Problem: Identify and copy every line of the material below that contains the string "title". Case counts.

-------- Data

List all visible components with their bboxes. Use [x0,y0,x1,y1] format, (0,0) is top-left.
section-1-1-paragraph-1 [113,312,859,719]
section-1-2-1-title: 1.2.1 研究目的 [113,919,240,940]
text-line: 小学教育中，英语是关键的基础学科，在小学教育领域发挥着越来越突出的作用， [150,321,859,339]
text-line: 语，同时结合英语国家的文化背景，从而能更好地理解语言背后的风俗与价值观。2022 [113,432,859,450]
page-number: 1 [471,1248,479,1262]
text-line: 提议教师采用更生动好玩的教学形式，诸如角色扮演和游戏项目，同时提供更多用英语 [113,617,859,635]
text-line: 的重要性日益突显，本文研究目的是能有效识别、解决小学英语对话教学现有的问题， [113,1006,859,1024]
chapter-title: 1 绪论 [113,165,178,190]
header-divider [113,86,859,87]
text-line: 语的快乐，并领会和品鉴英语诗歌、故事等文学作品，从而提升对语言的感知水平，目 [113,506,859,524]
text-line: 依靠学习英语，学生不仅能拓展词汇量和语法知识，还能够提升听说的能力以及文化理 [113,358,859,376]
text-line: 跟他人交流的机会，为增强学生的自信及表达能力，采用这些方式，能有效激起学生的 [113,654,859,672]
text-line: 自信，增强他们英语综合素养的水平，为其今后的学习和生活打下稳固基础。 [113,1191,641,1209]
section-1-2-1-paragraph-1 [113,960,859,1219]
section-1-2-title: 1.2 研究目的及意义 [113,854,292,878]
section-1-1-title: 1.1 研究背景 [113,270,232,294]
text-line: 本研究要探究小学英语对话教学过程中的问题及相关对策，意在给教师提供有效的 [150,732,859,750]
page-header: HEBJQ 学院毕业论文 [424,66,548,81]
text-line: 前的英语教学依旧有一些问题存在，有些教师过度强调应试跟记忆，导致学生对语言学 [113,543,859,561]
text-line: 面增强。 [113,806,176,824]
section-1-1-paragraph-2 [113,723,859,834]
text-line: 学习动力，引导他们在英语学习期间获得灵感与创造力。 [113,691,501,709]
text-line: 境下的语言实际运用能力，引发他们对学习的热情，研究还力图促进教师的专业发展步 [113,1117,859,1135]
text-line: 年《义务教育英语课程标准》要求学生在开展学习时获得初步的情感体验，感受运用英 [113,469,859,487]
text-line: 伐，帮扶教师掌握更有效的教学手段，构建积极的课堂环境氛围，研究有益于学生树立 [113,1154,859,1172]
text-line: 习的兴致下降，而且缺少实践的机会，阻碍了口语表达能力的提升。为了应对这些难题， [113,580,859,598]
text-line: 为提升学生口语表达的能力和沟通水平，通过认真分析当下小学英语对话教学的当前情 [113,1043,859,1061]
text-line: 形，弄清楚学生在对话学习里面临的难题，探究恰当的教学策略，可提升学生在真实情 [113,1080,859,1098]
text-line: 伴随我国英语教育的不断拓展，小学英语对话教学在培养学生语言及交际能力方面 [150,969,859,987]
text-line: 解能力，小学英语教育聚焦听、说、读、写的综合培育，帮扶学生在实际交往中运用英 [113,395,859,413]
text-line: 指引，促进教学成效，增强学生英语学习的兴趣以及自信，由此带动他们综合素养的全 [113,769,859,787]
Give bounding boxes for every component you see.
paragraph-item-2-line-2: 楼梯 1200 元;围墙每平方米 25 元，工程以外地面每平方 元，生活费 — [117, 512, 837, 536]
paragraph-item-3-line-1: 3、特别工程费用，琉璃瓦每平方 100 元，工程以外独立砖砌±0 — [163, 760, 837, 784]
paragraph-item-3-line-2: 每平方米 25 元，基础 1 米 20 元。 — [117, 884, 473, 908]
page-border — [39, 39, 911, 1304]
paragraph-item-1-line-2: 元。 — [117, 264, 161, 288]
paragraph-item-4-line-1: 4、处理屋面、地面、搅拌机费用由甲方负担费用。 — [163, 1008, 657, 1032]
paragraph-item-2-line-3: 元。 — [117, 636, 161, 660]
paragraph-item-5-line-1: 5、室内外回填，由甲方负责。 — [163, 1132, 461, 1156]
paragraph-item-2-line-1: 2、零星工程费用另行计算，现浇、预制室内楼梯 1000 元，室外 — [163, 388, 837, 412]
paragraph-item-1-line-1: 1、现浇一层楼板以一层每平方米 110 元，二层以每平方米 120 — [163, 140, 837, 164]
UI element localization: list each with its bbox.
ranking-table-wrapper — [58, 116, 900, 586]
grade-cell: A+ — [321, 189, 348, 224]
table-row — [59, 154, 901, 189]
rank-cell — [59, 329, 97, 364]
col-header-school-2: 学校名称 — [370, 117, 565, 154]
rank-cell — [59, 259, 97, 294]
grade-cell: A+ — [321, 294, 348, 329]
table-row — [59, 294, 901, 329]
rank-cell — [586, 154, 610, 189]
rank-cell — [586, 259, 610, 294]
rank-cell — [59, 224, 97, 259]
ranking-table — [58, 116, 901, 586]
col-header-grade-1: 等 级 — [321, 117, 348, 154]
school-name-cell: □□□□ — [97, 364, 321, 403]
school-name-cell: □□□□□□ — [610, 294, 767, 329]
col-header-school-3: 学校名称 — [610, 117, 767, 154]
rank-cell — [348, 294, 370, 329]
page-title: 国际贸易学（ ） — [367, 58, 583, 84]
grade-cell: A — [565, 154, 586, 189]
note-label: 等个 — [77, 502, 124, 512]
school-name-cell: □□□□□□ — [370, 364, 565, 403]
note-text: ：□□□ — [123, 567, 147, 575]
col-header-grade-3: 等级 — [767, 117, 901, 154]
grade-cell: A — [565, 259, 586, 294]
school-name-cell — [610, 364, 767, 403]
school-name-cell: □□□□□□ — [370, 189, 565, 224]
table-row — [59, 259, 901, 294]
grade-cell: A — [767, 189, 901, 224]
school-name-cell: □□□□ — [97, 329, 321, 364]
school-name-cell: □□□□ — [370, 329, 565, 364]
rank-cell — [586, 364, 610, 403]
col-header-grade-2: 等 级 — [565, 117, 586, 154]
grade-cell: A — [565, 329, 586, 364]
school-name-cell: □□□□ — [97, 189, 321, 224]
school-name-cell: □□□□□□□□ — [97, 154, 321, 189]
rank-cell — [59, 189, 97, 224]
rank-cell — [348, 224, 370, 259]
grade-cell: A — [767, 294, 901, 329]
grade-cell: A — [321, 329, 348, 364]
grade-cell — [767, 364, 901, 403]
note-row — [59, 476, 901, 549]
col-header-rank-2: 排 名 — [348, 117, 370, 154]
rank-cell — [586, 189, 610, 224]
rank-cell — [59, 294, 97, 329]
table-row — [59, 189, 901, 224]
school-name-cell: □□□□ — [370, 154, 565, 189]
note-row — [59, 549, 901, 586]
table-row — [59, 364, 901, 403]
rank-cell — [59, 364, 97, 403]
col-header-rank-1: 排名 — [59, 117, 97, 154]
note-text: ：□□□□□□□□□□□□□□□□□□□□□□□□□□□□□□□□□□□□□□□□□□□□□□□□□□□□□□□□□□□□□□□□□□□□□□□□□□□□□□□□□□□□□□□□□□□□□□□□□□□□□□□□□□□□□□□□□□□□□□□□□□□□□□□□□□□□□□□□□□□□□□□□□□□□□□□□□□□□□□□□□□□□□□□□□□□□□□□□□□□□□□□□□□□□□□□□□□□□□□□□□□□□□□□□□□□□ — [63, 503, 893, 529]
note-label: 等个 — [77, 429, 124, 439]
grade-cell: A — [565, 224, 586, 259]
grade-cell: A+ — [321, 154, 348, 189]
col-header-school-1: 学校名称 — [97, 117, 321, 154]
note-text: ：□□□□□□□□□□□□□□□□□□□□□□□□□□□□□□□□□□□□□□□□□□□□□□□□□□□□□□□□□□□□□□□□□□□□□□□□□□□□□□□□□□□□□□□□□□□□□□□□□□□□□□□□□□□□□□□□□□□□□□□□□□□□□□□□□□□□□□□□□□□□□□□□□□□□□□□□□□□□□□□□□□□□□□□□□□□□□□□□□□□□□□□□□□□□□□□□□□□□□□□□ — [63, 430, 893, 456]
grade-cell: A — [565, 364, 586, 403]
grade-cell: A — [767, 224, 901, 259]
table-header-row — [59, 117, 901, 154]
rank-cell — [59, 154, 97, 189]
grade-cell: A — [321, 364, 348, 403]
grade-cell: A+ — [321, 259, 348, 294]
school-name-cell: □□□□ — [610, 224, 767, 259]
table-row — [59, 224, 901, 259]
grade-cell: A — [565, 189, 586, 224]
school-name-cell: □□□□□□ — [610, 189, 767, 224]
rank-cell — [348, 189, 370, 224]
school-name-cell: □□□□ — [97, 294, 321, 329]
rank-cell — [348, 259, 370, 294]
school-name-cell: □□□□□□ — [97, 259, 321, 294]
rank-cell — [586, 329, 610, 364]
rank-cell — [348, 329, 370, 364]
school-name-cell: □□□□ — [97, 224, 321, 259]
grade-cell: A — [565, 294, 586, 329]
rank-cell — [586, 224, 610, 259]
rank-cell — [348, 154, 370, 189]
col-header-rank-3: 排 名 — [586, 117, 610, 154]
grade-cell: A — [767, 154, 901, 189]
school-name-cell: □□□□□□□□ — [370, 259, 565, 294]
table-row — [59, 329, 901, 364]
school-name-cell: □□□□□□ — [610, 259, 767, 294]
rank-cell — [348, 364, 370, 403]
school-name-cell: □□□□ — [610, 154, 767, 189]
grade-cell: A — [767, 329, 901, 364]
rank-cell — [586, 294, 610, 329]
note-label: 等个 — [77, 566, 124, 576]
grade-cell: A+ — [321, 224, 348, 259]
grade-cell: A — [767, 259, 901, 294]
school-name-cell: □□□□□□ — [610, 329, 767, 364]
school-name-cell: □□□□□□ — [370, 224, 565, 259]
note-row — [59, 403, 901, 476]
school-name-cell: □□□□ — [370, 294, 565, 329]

----------------

Full output:
section-1-2-1-title: 1.2.1 研究目的 [113,919,240,940]
chapter-title: 1 绪论 [113,165,178,190]
section-1-2-title: 1.2 研究目的及意义 [113,854,292,878]
section-1-1-title: 1.1 研究背景 [113,270,232,294]
page-title: 国际贸易学（ ） — [367, 58, 583, 84]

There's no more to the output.